What the exercise asks: Find the string "name" in the records. Copy every line it appears in.

Figure record listings:

━━━━━━

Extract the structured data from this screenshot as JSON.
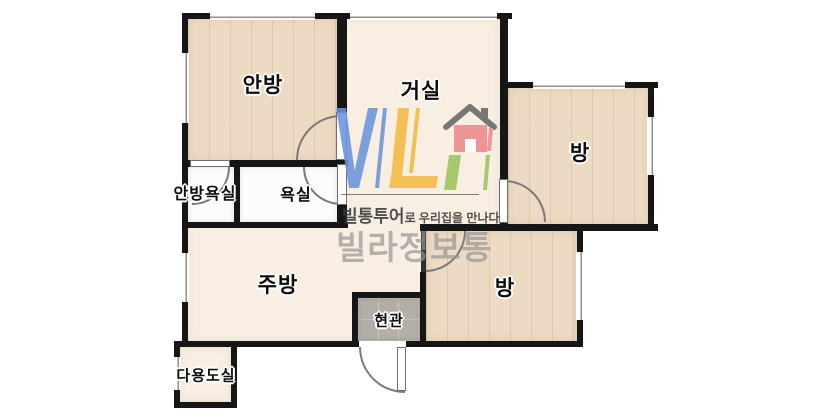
{
  "plan": {
    "rooms": [
      {
        "name": "master-bedroom",
        "label": "안방"
      },
      {
        "name": "living-room",
        "label": "거실"
      },
      {
        "name": "room-right",
        "label": "방"
      },
      {
        "name": "master-bathroom",
        "label": "안방욕실"
      },
      {
        "name": "bathroom",
        "label": "욕실"
      },
      {
        "name": "kitchen",
        "label": "주방"
      },
      {
        "name": "entrance",
        "label": "현관"
      },
      {
        "name": "room-bottom",
        "label": "방"
      },
      {
        "name": "utility-room",
        "label": "다용도실"
      }
    ]
  },
  "watermark": {
    "logo_letters": "VL",
    "logo_icon": "house-icon",
    "tagline_bold": "빌통투어",
    "tagline_rest": "로 우리집을 만나다",
    "brand": "빌라정보통",
    "colors": {
      "blue": "#6a93dd",
      "yellow": "#f4b942",
      "house_red": "#ee8a8a",
      "house_green": "#9cc45f",
      "roof_gray": "#666666",
      "underline_gray": "#707070"
    }
  },
  "palette": {
    "wall": "#161616",
    "wood_floor": "#ecdac2",
    "cream_floor": "#f8efe2",
    "bath_floor": "#fbfbfb",
    "entry_tile": "#b3aea6"
  }
}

━━━━━━

Exercise output:
        "name": "master-bedroom",
        "name": "living-room",
        "name": "room-right",
        "name": "master-bathroom",
        "name": "bathroom",
        "name": "kitchen",
        "name": "entrance",
        "name": "room-bottom",
        "name": "utility-room",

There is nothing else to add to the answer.